WHAT TO DO:
Count every line below that contains "name", then state the total with no other output.
#### RECORDS SHOWN ####
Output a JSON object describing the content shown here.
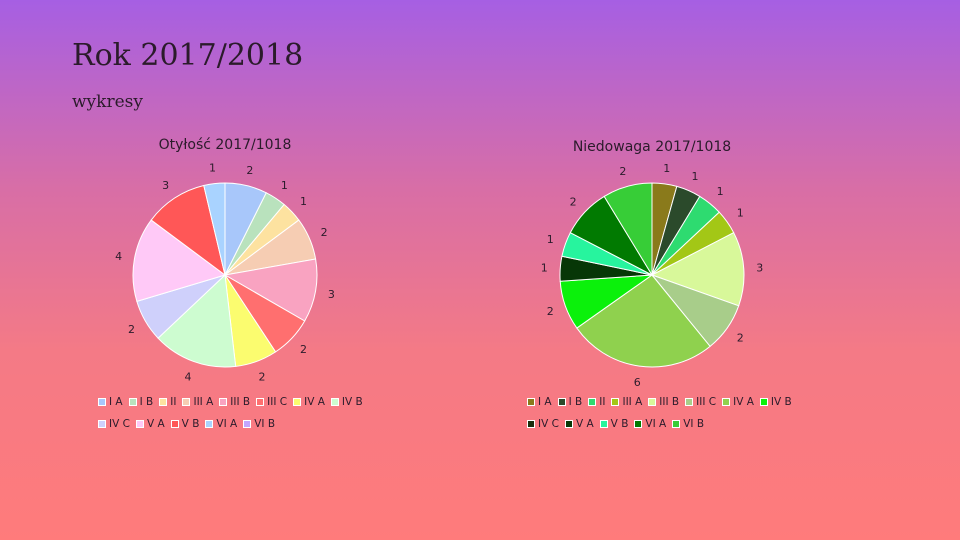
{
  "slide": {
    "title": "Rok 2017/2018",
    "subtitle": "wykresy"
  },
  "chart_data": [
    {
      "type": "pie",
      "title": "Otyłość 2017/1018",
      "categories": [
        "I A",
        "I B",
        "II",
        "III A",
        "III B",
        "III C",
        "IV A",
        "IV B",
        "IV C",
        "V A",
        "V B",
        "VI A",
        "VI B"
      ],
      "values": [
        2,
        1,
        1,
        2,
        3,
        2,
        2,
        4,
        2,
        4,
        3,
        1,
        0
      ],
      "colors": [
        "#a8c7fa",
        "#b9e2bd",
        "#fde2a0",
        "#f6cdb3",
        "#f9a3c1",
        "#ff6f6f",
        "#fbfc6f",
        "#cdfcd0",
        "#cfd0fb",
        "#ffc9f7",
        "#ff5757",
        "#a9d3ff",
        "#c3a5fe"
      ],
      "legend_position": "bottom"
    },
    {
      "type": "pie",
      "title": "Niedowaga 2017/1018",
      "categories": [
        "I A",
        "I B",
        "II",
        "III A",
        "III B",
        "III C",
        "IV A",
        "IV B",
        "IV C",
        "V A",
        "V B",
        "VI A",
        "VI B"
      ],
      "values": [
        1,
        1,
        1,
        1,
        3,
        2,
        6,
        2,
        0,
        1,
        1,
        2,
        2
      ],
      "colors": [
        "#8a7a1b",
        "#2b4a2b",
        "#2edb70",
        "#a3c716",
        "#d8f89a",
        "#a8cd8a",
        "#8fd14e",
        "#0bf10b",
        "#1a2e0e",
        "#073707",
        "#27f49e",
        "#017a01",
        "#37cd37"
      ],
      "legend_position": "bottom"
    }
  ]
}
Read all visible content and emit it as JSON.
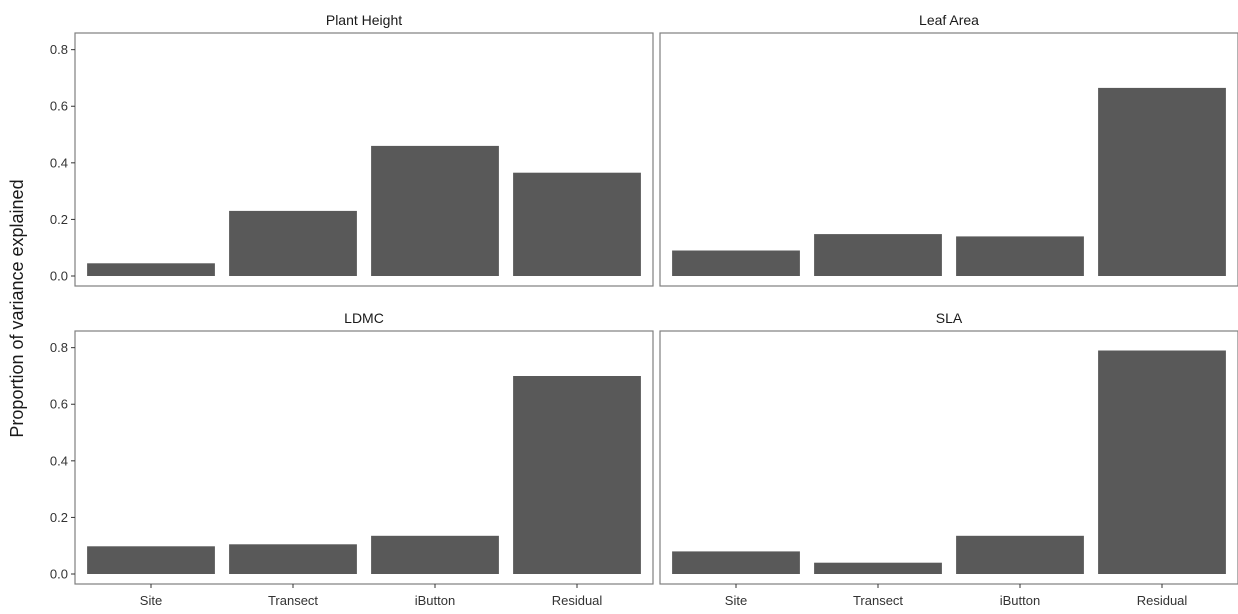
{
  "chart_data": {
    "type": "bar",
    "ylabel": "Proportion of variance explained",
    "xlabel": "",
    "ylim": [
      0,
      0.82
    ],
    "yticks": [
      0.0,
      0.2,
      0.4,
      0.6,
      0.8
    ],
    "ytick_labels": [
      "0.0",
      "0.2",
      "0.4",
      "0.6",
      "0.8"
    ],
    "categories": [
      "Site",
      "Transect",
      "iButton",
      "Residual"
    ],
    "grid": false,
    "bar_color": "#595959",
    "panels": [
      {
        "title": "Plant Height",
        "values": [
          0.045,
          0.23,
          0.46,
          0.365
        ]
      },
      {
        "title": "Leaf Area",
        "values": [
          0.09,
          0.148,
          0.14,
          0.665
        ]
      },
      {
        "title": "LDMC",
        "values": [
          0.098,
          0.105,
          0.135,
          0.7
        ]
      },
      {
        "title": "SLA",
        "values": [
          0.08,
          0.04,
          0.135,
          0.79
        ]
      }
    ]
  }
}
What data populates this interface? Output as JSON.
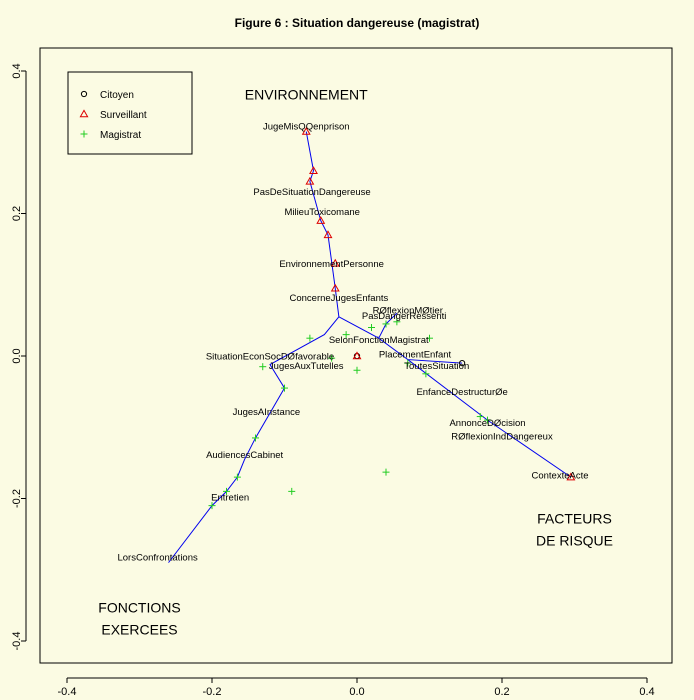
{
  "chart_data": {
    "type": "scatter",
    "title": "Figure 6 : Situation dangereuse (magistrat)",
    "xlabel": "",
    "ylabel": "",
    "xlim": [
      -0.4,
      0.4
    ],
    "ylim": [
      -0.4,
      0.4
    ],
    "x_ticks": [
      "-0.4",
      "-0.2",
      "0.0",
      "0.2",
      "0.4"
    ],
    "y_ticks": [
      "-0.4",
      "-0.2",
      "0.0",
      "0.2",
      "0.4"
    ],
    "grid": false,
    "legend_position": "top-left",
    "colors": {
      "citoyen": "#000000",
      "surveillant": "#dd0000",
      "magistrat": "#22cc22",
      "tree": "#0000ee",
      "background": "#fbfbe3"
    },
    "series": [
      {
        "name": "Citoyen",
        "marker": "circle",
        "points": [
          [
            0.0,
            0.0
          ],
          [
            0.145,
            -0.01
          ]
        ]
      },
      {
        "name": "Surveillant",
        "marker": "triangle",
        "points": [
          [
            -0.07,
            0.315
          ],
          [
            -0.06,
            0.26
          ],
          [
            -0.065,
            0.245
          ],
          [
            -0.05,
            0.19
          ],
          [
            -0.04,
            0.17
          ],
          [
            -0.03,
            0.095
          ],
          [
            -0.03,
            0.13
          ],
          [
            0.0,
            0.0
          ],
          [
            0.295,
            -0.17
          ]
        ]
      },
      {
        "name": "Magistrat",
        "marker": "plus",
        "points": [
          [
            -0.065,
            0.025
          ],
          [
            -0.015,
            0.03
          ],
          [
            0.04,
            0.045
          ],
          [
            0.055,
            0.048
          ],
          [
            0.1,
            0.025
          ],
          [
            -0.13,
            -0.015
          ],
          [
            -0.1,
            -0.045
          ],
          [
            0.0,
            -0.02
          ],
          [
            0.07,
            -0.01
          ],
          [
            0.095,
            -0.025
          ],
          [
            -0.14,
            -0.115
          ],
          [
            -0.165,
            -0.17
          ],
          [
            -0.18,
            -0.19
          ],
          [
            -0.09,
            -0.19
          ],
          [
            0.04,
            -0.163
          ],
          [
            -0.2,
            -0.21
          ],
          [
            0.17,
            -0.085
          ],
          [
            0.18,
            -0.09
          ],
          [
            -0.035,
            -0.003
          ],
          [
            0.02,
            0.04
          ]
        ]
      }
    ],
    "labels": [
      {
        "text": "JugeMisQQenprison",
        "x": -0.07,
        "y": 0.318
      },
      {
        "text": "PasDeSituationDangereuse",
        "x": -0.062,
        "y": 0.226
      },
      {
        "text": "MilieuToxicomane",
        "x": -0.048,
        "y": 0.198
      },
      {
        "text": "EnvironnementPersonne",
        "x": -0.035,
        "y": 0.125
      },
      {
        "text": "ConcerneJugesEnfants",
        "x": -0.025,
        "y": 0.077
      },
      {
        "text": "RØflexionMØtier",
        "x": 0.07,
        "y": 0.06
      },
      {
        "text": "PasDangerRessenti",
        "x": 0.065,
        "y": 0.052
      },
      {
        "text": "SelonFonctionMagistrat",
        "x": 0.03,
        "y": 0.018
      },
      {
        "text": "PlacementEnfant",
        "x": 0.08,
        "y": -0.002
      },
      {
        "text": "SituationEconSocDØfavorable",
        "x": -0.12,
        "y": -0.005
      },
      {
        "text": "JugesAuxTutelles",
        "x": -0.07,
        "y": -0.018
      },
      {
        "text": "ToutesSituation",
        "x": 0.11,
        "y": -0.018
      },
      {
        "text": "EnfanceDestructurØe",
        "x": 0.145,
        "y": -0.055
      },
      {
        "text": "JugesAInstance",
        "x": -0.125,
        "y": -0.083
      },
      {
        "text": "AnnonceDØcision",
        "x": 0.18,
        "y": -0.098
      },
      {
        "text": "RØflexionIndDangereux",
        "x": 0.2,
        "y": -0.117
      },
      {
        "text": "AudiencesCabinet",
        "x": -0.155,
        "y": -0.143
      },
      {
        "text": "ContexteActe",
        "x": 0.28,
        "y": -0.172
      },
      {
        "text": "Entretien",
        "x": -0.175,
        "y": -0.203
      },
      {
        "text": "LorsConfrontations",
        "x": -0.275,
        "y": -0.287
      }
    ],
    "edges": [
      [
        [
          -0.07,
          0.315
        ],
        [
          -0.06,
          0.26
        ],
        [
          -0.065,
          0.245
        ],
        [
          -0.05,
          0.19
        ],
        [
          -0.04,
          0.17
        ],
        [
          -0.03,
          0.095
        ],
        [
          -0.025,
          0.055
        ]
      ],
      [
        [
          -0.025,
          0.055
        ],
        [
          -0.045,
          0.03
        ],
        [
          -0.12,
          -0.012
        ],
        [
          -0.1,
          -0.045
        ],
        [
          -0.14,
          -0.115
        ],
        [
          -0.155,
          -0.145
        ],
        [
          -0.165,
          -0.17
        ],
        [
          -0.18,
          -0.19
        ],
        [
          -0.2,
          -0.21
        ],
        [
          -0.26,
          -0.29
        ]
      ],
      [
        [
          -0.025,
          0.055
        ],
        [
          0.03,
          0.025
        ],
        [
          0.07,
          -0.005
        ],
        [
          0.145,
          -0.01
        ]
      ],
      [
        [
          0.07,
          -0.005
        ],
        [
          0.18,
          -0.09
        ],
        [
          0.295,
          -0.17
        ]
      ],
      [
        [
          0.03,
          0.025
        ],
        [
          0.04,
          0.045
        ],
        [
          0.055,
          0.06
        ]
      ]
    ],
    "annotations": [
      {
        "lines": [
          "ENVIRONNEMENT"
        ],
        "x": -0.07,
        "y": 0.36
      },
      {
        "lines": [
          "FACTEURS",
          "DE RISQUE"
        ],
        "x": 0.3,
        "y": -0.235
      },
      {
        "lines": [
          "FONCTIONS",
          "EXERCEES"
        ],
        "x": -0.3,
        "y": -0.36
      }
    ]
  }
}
####
REPLY TO THE EXERCISE:
3